====== Records for the exercise ======
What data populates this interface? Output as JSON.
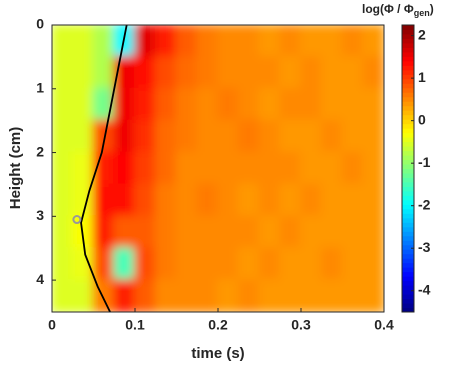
{
  "chart_data": {
    "type": "heatmap",
    "xlabel": "time (s)",
    "ylabel": "Height (cm)",
    "xlim": [
      0,
      0.4
    ],
    "xticks": [
      0,
      0.1,
      0.2,
      0.3,
      0.4
    ],
    "ylim": [
      0,
      4.5
    ],
    "yticks": [
      0,
      1,
      2,
      3,
      4
    ],
    "y_inverted": true,
    "x_bins": [
      0,
      0.025,
      0.05,
      0.075,
      0.1,
      0.125,
      0.15,
      0.175,
      0.2,
      0.225,
      0.25,
      0.275,
      0.3,
      0.325,
      0.35,
      0.375,
      0.4
    ],
    "y_bins": [
      0,
      0.5,
      1,
      1.5,
      2,
      2.5,
      3,
      3.5,
      4,
      4.5
    ],
    "z": [
      [
        -0.5,
        -0.5,
        -0.8,
        -2,
        1.6,
        1.2,
        0.8,
        0.6,
        0.5,
        0.5,
        0.4,
        0.5,
        0.4,
        0.4,
        0.5,
        0.4
      ],
      [
        -0.5,
        -0.5,
        -0.8,
        1.5,
        1.3,
        0.9,
        0.7,
        0.6,
        0.5,
        0.5,
        0.5,
        0.4,
        0.5,
        0.4,
        0.4,
        0.5
      ],
      [
        -0.5,
        -0.5,
        -1.2,
        1.5,
        1.2,
        0.8,
        0.6,
        0.5,
        0.6,
        0.5,
        0.4,
        0.5,
        0.5,
        0.4,
        0.4,
        0.4
      ],
      [
        -0.5,
        -0.5,
        0.9,
        1.5,
        1.1,
        0.7,
        0.6,
        0.5,
        0.5,
        0.6,
        0.5,
        0.4,
        0.4,
        0.5,
        0.4,
        0.4
      ],
      [
        -0.5,
        -0.4,
        1.2,
        1.4,
        1.0,
        0.7,
        0.5,
        0.5,
        0.5,
        0.5,
        0.5,
        0.5,
        0.4,
        0.4,
        0.5,
        0.4
      ],
      [
        -0.5,
        -0.4,
        1.3,
        1.3,
        0.9,
        0.6,
        0.5,
        0.6,
        0.5,
        0.4,
        0.5,
        0.4,
        0.5,
        0.4,
        0.4,
        0.4
      ],
      [
        -0.5,
        -0.3,
        1.2,
        0.8,
        0.8,
        0.6,
        0.5,
        0.5,
        0.5,
        0.5,
        0.4,
        0.5,
        0.4,
        0.4,
        0.4,
        0.4
      ],
      [
        -0.5,
        -0.4,
        0.9,
        -1.5,
        0.9,
        0.6,
        0.5,
        0.5,
        0.5,
        0.4,
        0.5,
        0.4,
        0.4,
        0.5,
        0.4,
        0.4
      ],
      [
        -0.5,
        -0.5,
        0.6,
        1.2,
        0.8,
        0.5,
        0.5,
        0.5,
        0.4,
        0.5,
        0.4,
        0.4,
        0.4,
        0.4,
        0.4,
        0.4
      ]
    ],
    "colormap": "jet",
    "clim": [
      -4.5,
      2.25
    ],
    "cticks": [
      2,
      1,
      0,
      -1,
      -2,
      -3,
      -4
    ],
    "colorbar_label": {
      "main": "log(Φ / Φ",
      "sub": "gen",
      "close": ")"
    },
    "contour": {
      "color": "#000000",
      "x": [
        0.09,
        0.075,
        0.06,
        0.045,
        0.035,
        0.04,
        0.055,
        0.07
      ],
      "y": [
        0,
        1,
        2,
        2.6,
        3.1,
        3.6,
        4.1,
        4.5
      ]
    },
    "marker": {
      "color": "#999999",
      "x": 0.03,
      "y": 3.05
    }
  }
}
======
» **Task**: Leaving aside the images, write out the entries above word for word.

» **Full solution**:
What data populates this interface? Output as JSON.
{
  "chart_data": {
    "type": "heatmap",
    "xlabel": "time (s)",
    "ylabel": "Height (cm)",
    "xlim": [
      0,
      0.4
    ],
    "xticks": [
      0,
      0.1,
      0.2,
      0.3,
      0.4
    ],
    "ylim": [
      0,
      4.5
    ],
    "yticks": [
      0,
      1,
      2,
      3,
      4
    ],
    "y_inverted": true,
    "x_bins": [
      0,
      0.025,
      0.05,
      0.075,
      0.1,
      0.125,
      0.15,
      0.175,
      0.2,
      0.225,
      0.25,
      0.275,
      0.3,
      0.325,
      0.35,
      0.375,
      0.4
    ],
    "y_bins": [
      0,
      0.5,
      1,
      1.5,
      2,
      2.5,
      3,
      3.5,
      4,
      4.5
    ],
    "z": [
      [
        -0.5,
        -0.5,
        -0.8,
        -2,
        1.6,
        1.2,
        0.8,
        0.6,
        0.5,
        0.5,
        0.4,
        0.5,
        0.4,
        0.4,
        0.5,
        0.4
      ],
      [
        -0.5,
        -0.5,
        -0.8,
        1.5,
        1.3,
        0.9,
        0.7,
        0.6,
        0.5,
        0.5,
        0.5,
        0.4,
        0.5,
        0.4,
        0.4,
        0.5
      ],
      [
        -0.5,
        -0.5,
        -1.2,
        1.5,
        1.2,
        0.8,
        0.6,
        0.5,
        0.6,
        0.5,
        0.4,
        0.5,
        0.5,
        0.4,
        0.4,
        0.4
      ],
      [
        -0.5,
        -0.5,
        0.9,
        1.5,
        1.1,
        0.7,
        0.6,
        0.5,
        0.5,
        0.6,
        0.5,
        0.4,
        0.4,
        0.5,
        0.4,
        0.4
      ],
      [
        -0.5,
        -0.4,
        1.2,
        1.4,
        1.0,
        0.7,
        0.5,
        0.5,
        0.5,
        0.5,
        0.5,
        0.5,
        0.4,
        0.4,
        0.5,
        0.4
      ],
      [
        -0.5,
        -0.4,
        1.3,
        1.3,
        0.9,
        0.6,
        0.5,
        0.6,
        0.5,
        0.4,
        0.5,
        0.4,
        0.5,
        0.4,
        0.4,
        0.4
      ],
      [
        -0.5,
        -0.3,
        1.2,
        0.8,
        0.8,
        0.6,
        0.5,
        0.5,
        0.5,
        0.5,
        0.4,
        0.5,
        0.4,
        0.4,
        0.4,
        0.4
      ],
      [
        -0.5,
        -0.4,
        0.9,
        -1.5,
        0.9,
        0.6,
        0.5,
        0.5,
        0.5,
        0.4,
        0.5,
        0.4,
        0.4,
        0.5,
        0.4,
        0.4
      ],
      [
        -0.5,
        -0.5,
        0.6,
        1.2,
        0.8,
        0.5,
        0.5,
        0.5,
        0.4,
        0.5,
        0.4,
        0.4,
        0.4,
        0.4,
        0.4,
        0.4
      ]
    ],
    "colormap": "jet",
    "clim": [
      -4.5,
      2.25
    ],
    "cticks": [
      2,
      1,
      0,
      -1,
      -2,
      -3,
      -4
    ],
    "colorbar_label": {
      "main": "log(Φ / Φ",
      "sub": "gen",
      "close": ")"
    },
    "contour": {
      "color": "#000000",
      "x": [
        0.09,
        0.075,
        0.06,
        0.045,
        0.035,
        0.04,
        0.055,
        0.07
      ],
      "y": [
        0,
        1,
        2,
        2.6,
        3.1,
        3.6,
        4.1,
        4.5
      ]
    },
    "marker": {
      "color": "#999999",
      "x": 0.03,
      "y": 3.05
    }
  }
}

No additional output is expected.